Records from a data collection:
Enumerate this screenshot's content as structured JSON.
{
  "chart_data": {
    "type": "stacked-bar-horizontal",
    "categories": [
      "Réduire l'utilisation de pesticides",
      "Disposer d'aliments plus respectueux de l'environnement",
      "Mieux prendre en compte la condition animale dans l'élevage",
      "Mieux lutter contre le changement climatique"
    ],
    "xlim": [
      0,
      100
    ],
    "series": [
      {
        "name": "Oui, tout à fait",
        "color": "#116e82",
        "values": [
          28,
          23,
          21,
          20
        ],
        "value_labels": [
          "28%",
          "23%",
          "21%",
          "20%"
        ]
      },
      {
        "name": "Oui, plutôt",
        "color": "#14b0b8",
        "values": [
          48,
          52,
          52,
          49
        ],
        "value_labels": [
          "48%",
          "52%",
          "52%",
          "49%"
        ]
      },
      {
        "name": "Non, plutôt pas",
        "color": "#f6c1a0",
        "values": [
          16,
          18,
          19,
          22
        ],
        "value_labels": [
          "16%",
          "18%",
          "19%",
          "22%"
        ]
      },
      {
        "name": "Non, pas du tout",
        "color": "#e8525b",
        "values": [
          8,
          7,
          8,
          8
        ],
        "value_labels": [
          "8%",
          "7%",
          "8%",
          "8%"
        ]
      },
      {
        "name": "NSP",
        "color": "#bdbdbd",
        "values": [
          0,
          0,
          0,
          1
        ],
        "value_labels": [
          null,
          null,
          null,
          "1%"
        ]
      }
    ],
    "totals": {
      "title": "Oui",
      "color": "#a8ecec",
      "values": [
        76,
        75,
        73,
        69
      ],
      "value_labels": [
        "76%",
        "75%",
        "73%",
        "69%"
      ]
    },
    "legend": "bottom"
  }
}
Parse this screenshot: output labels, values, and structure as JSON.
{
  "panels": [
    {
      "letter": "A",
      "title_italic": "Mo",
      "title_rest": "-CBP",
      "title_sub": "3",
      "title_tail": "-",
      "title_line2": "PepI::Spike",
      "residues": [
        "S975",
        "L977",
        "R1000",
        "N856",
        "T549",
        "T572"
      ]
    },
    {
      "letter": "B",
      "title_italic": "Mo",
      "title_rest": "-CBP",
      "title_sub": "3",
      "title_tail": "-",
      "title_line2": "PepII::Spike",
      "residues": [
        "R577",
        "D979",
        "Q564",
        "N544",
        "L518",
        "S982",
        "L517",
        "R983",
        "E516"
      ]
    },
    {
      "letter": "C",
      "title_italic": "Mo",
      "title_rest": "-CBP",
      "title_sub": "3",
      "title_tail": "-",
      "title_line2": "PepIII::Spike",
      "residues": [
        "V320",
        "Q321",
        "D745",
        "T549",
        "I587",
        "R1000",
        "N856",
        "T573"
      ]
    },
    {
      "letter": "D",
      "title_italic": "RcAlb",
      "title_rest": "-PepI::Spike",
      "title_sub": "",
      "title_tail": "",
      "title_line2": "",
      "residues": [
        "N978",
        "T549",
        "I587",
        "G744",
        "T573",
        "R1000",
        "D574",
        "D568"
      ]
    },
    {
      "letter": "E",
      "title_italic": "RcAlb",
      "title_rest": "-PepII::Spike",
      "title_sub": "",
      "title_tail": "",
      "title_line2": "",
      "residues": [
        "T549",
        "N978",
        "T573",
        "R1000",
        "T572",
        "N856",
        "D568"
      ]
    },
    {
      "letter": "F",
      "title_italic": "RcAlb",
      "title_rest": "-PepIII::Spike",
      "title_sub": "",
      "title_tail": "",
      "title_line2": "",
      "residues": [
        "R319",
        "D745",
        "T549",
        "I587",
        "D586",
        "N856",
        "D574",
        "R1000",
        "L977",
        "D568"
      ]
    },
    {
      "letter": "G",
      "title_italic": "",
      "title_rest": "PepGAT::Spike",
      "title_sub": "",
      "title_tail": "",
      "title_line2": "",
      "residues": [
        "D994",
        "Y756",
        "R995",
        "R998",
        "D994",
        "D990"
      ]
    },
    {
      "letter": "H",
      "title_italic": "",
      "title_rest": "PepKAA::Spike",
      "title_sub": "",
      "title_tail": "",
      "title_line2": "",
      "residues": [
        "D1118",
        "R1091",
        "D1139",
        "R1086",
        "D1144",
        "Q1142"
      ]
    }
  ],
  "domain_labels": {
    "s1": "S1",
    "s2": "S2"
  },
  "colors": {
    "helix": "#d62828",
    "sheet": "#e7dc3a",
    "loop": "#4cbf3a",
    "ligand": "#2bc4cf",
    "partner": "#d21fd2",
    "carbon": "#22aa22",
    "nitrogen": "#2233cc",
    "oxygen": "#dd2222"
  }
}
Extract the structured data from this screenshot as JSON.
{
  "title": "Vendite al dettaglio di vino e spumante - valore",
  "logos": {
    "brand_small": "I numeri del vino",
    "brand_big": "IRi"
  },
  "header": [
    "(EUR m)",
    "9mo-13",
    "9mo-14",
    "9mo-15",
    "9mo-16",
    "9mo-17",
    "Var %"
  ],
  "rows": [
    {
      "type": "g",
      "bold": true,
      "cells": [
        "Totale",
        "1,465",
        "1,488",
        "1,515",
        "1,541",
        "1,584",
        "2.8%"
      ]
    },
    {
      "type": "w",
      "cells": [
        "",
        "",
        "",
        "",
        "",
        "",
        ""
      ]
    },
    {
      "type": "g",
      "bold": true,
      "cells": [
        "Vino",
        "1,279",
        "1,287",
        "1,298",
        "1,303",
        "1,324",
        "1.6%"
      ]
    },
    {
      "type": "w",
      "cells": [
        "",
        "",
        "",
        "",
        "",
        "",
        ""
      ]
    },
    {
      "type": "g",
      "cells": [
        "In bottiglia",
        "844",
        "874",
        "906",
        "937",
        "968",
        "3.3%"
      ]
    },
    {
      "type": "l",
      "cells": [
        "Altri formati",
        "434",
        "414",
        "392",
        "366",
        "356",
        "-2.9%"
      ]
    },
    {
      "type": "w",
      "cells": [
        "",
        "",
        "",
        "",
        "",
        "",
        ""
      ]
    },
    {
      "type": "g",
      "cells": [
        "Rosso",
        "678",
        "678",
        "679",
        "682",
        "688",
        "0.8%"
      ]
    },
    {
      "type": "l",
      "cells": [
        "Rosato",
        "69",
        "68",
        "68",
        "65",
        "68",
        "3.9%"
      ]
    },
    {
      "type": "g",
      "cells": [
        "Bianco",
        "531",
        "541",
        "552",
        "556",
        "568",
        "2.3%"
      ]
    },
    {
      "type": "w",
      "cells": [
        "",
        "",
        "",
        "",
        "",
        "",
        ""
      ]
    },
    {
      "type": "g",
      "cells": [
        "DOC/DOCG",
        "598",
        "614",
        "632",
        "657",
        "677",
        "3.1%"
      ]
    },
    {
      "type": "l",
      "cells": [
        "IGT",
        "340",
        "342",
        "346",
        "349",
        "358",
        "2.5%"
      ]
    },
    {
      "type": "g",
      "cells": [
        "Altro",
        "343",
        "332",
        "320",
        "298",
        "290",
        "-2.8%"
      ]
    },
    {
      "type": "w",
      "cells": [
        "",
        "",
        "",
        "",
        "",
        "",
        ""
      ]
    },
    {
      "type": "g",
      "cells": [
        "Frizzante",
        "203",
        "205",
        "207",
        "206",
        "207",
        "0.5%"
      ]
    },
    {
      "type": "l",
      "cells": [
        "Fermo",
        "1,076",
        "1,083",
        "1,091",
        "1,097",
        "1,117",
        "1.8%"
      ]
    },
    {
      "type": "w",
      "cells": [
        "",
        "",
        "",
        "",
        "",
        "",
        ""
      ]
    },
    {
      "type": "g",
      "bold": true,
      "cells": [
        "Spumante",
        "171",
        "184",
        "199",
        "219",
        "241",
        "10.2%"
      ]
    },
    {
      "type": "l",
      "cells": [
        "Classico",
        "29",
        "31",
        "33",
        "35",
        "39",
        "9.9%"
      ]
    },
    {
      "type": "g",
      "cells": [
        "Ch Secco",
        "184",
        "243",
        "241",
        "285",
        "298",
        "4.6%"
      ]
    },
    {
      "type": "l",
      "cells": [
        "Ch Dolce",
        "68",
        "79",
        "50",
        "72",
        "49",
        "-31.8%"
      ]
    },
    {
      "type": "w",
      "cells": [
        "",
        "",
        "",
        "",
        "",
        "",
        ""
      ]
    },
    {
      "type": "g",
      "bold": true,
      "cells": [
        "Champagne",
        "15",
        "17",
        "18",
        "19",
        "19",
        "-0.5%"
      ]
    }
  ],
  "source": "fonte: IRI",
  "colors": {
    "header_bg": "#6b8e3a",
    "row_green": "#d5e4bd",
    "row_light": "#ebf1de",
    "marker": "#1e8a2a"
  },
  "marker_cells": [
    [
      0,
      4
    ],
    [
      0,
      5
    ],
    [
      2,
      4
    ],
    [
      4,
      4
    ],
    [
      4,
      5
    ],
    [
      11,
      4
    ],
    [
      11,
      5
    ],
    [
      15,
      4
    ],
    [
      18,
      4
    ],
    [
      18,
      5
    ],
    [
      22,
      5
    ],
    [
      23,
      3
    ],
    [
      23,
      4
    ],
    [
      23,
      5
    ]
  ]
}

(PROBLEM STATEMENT): Tally how many lines of the data include the word "screenshot". Write the number and nothing else.

(FINAL RESULT): 3